>> Begin Supplied material

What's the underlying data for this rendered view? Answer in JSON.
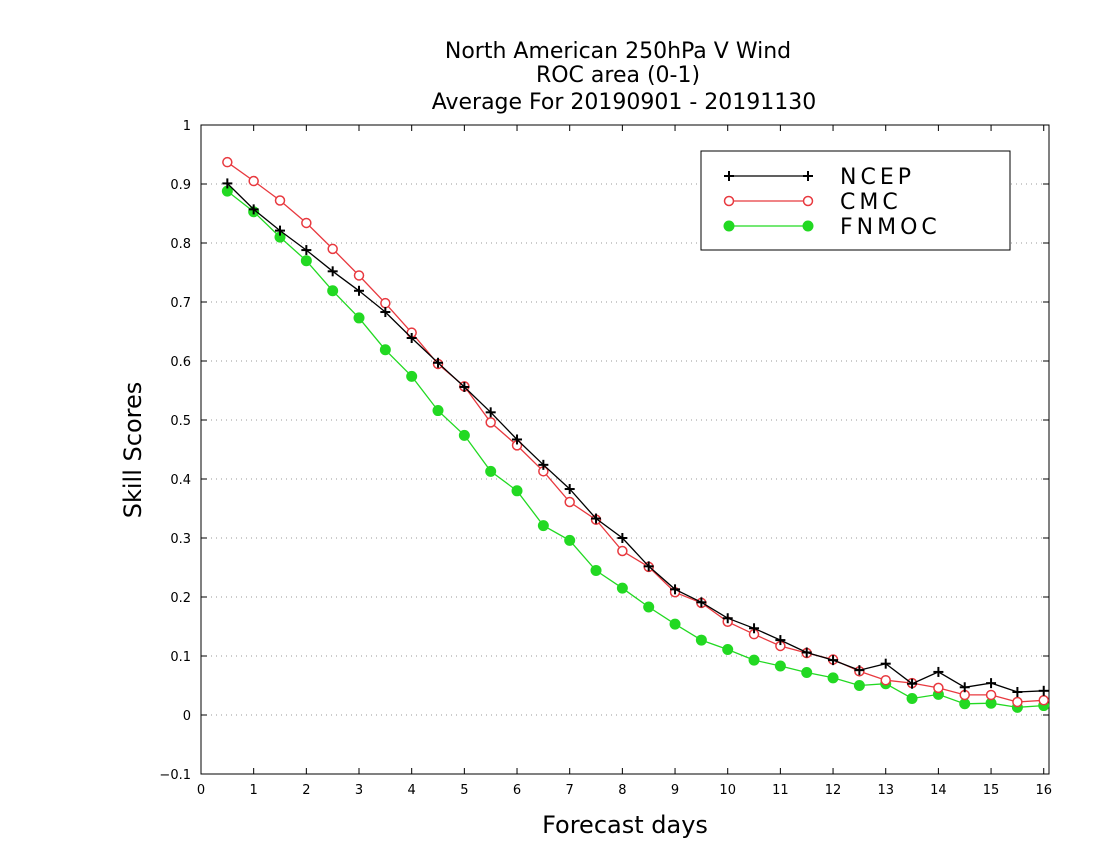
{
  "chart_data": {
    "type": "line",
    "title": [
      "North American 250hPa V Wind",
      "ROC area (0-1)",
      "Average For 20190901 - 20191130"
    ],
    "xlabel": "Forecast days",
    "ylabel": "Skill Scores",
    "xlim": [
      0,
      16.1
    ],
    "ylim": [
      -0.1,
      1
    ],
    "xticks": [
      "0",
      "1",
      "2",
      "3",
      "4",
      "5",
      "6",
      "7",
      "8",
      "9",
      "10",
      "11",
      "12",
      "13",
      "14",
      "15",
      "16"
    ],
    "yticks": [
      "−0.1",
      "0",
      "0.1",
      "0.2",
      "0.3",
      "0.4",
      "0.5",
      "0.6",
      "0.7",
      "0.8",
      "0.9",
      "1"
    ],
    "grid": "horizontal dotted",
    "legend_position": "top-right",
    "x": [
      0.5,
      1.0,
      1.5,
      2.0,
      2.5,
      3.0,
      3.5,
      4.0,
      4.5,
      5.0,
      5.5,
      6.0,
      6.5,
      7.0,
      7.5,
      8.0,
      8.5,
      9.0,
      9.5,
      10.0,
      10.5,
      11.0,
      11.5,
      12.0,
      12.5,
      13.0,
      13.5,
      14.0,
      14.5,
      15.0,
      15.5,
      16.0
    ],
    "series": [
      {
        "name": "NCEP",
        "color": "#000000",
        "marker": "plus",
        "values": [
          0.901,
          0.857,
          0.821,
          0.788,
          0.752,
          0.719,
          0.683,
          0.639,
          0.597,
          0.556,
          0.513,
          0.467,
          0.424,
          0.383,
          0.333,
          0.3,
          0.252,
          0.213,
          0.191,
          0.164,
          0.147,
          0.127,
          0.106,
          0.093,
          0.076,
          0.087,
          0.053,
          0.073,
          0.047,
          0.054,
          0.039,
          0.041
        ]
      },
      {
        "name": "CMC",
        "color": "#e8393f",
        "marker": "open-circle",
        "values": [
          0.937,
          0.905,
          0.872,
          0.834,
          0.79,
          0.745,
          0.698,
          0.648,
          0.595,
          0.557,
          0.496,
          0.457,
          0.413,
          0.361,
          0.331,
          0.278,
          0.251,
          0.208,
          0.19,
          0.158,
          0.137,
          0.117,
          0.105,
          0.094,
          0.074,
          0.059,
          0.054,
          0.046,
          0.034,
          0.034,
          0.022,
          0.025
        ]
      },
      {
        "name": "FNMOC",
        "color": "#22d922",
        "marker": "filled-circle",
        "values": [
          0.888,
          0.853,
          0.81,
          0.77,
          0.719,
          0.673,
          0.619,
          0.574,
          0.516,
          0.474,
          0.413,
          0.38,
          0.321,
          0.296,
          0.245,
          0.215,
          0.183,
          0.154,
          0.127,
          0.111,
          0.093,
          0.083,
          0.072,
          0.063,
          0.05,
          0.053,
          0.028,
          0.035,
          0.019,
          0.02,
          0.013,
          0.016
        ]
      }
    ]
  }
}
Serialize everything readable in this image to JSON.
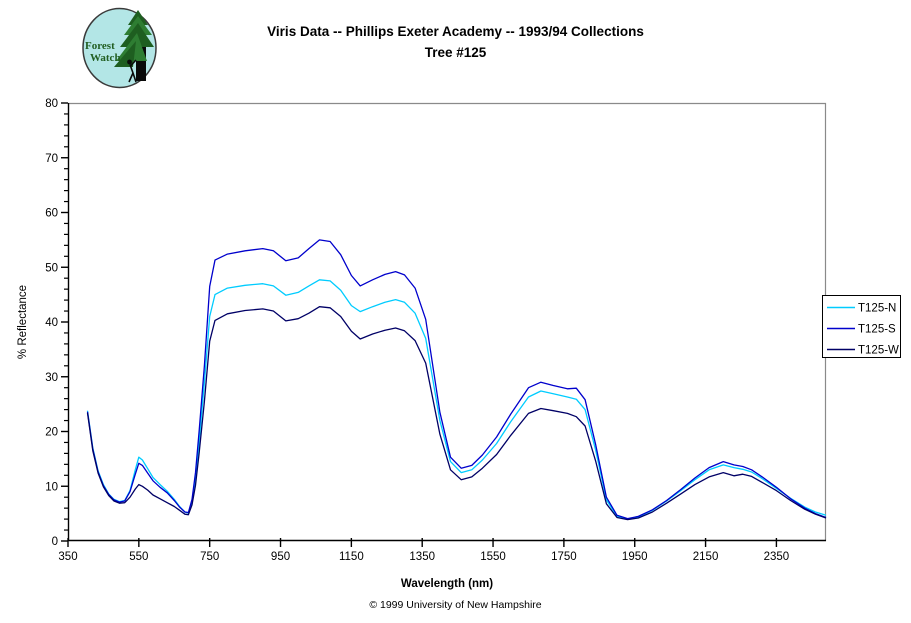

>> End Supplied material

▶ _Request_: Your task is to return the entries above exactly, with no pictures.

▶ _Solved problem_:
What's the underlying data for this rendered view? Answer in JSON.
{
  "chart_data": {
    "type": "line",
    "title": [
      "North American 250hPa V Wind",
      "ROC area (0-1)",
      "Average For 20190901 - 20191130"
    ],
    "xlabel": "Forecast days",
    "ylabel": "Skill Scores",
    "xlim": [
      0,
      16.1
    ],
    "ylim": [
      -0.1,
      1
    ],
    "xticks": [
      "0",
      "1",
      "2",
      "3",
      "4",
      "5",
      "6",
      "7",
      "8",
      "9",
      "10",
      "11",
      "12",
      "13",
      "14",
      "15",
      "16"
    ],
    "yticks": [
      "−0.1",
      "0",
      "0.1",
      "0.2",
      "0.3",
      "0.4",
      "0.5",
      "0.6",
      "0.7",
      "0.8",
      "0.9",
      "1"
    ],
    "grid": "horizontal dotted",
    "legend_position": "top-right",
    "x": [
      0.5,
      1.0,
      1.5,
      2.0,
      2.5,
      3.0,
      3.5,
      4.0,
      4.5,
      5.0,
      5.5,
      6.0,
      6.5,
      7.0,
      7.5,
      8.0,
      8.5,
      9.0,
      9.5,
      10.0,
      10.5,
      11.0,
      11.5,
      12.0,
      12.5,
      13.0,
      13.5,
      14.0,
      14.5,
      15.0,
      15.5,
      16.0
    ],
    "series": [
      {
        "name": "NCEP",
        "color": "#000000",
        "marker": "plus",
        "values": [
          0.901,
          0.857,
          0.821,
          0.788,
          0.752,
          0.719,
          0.683,
          0.639,
          0.597,
          0.556,
          0.513,
          0.467,
          0.424,
          0.383,
          0.333,
          0.3,
          0.252,
          0.213,
          0.191,
          0.164,
          0.147,
          0.127,
          0.106,
          0.093,
          0.076,
          0.087,
          0.053,
          0.073,
          0.047,
          0.054,
          0.039,
          0.041
        ]
      },
      {
        "name": "CMC",
        "color": "#e8393f",
        "marker": "open-circle",
        "values": [
          0.937,
          0.905,
          0.872,
          0.834,
          0.79,
          0.745,
          0.698,
          0.648,
          0.595,
          0.557,
          0.496,
          0.457,
          0.413,
          0.361,
          0.331,
          0.278,
          0.251,
          0.208,
          0.19,
          0.158,
          0.137,
          0.117,
          0.105,
          0.094,
          0.074,
          0.059,
          0.054,
          0.046,
          0.034,
          0.034,
          0.022,
          0.025
        ]
      },
      {
        "name": "FNMOC",
        "color": "#22d922",
        "marker": "filled-circle",
        "values": [
          0.888,
          0.853,
          0.81,
          0.77,
          0.719,
          0.673,
          0.619,
          0.574,
          0.516,
          0.474,
          0.413,
          0.38,
          0.321,
          0.296,
          0.245,
          0.215,
          0.183,
          0.154,
          0.127,
          0.111,
          0.093,
          0.083,
          0.072,
          0.063,
          0.05,
          0.053,
          0.028,
          0.035,
          0.019,
          0.02,
          0.013,
          0.016
        ]
      }
    ]
  }
}
Serialize everything readable in this image to JSON.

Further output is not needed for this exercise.